----- Input rows -----

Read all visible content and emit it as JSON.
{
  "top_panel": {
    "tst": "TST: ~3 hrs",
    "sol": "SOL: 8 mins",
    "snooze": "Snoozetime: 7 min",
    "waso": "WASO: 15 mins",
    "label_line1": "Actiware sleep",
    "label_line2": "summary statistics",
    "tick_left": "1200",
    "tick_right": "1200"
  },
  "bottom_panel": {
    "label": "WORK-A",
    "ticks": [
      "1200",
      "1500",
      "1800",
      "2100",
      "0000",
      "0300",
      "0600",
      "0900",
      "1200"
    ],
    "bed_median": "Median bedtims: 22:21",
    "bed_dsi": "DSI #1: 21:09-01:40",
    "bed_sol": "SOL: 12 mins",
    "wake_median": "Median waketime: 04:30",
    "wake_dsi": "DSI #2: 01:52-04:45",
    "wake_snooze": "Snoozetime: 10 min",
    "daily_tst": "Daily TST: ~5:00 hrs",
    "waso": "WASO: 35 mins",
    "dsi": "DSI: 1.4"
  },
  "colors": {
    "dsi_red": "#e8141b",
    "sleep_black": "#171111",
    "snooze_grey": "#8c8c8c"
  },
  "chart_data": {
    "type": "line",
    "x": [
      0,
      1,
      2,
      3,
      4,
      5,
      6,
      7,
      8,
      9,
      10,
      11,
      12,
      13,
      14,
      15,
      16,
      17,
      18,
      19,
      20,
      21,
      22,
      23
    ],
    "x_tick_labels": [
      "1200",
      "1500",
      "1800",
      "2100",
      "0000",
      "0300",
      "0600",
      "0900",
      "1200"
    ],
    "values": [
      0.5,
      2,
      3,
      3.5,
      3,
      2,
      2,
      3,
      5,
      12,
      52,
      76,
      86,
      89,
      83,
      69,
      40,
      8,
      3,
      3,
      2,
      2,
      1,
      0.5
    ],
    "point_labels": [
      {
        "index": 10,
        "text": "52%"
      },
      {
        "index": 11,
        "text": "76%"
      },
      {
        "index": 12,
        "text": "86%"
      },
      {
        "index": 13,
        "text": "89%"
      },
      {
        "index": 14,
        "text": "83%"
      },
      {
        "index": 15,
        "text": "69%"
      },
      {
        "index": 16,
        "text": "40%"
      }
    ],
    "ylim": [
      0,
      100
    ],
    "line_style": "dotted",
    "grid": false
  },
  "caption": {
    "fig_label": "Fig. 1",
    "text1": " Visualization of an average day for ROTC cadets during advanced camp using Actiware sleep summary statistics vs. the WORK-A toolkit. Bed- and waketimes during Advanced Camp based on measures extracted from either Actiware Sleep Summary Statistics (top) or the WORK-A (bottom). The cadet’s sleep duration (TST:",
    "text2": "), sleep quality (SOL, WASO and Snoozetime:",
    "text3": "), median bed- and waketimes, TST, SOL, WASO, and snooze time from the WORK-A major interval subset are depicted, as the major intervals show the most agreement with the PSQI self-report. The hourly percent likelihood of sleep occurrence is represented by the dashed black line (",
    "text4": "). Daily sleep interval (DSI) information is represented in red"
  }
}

-----

Request: From the listing above, extract all records word for word.

Solution below:
Read all visible content and emit it as JSON.
{
  "top_panel": {
    "tst": "TST: ~3 hrs",
    "sol": "SOL: 8 mins",
    "snooze": "Snoozetime: 7 min",
    "waso": "WASO: 15 mins",
    "label_line1": "Actiware sleep",
    "label_line2": "summary statistics",
    "tick_left": "1200",
    "tick_right": "1200"
  },
  "bottom_panel": {
    "label": "WORK-A",
    "ticks": [
      "1200",
      "1500",
      "1800",
      "2100",
      "0000",
      "0300",
      "0600",
      "0900",
      "1200"
    ],
    "bed_median": "Median bedtims: 22:21",
    "bed_dsi": "DSI #1: 21:09-01:40",
    "bed_sol": "SOL: 12 mins",
    "wake_median": "Median waketime: 04:30",
    "wake_dsi": "DSI #2: 01:52-04:45",
    "wake_snooze": "Snoozetime: 10 min",
    "daily_tst": "Daily TST: ~5:00 hrs",
    "waso": "WASO: 35 mins",
    "dsi": "DSI: 1.4"
  },
  "colors": {
    "dsi_red": "#e8141b",
    "sleep_black": "#171111",
    "snooze_grey": "#8c8c8c"
  },
  "chart_data": {
    "type": "line",
    "x": [
      0,
      1,
      2,
      3,
      4,
      5,
      6,
      7,
      8,
      9,
      10,
      11,
      12,
      13,
      14,
      15,
      16,
      17,
      18,
      19,
      20,
      21,
      22,
      23
    ],
    "x_tick_labels": [
      "1200",
      "1500",
      "1800",
      "2100",
      "0000",
      "0300",
      "0600",
      "0900",
      "1200"
    ],
    "values": [
      0.5,
      2,
      3,
      3.5,
      3,
      2,
      2,
      3,
      5,
      12,
      52,
      76,
      86,
      89,
      83,
      69,
      40,
      8,
      3,
      3,
      2,
      2,
      1,
      0.5
    ],
    "point_labels": [
      {
        "index": 10,
        "text": "52%"
      },
      {
        "index": 11,
        "text": "76%"
      },
      {
        "index": 12,
        "text": "86%"
      },
      {
        "index": 13,
        "text": "89%"
      },
      {
        "index": 14,
        "text": "83%"
      },
      {
        "index": 15,
        "text": "69%"
      },
      {
        "index": 16,
        "text": "40%"
      }
    ],
    "ylim": [
      0,
      100
    ],
    "line_style": "dotted",
    "grid": false
  },
  "caption": {
    "fig_label": "Fig. 1",
    "text1": " Visualization of an average day for ROTC cadets during advanced camp using Actiware sleep summary statistics vs. the WORK-A toolkit. Bed- and waketimes during Advanced Camp based on measures extracted from either Actiware Sleep Summary Statistics (top) or the WORK-A (bottom). The cadet’s sleep duration (TST:",
    "text2": "), sleep quality (SOL, WASO and Snoozetime:",
    "text3": "), median bed- and waketimes, TST, SOL, WASO, and snooze time from the WORK-A major interval subset are depicted, as the major intervals show the most agreement with the PSQI self-report. The hourly percent likelihood of sleep occurrence is represented by the dashed black line (",
    "text4": "). Daily sleep interval (DSI) information is represented in red"
  }
}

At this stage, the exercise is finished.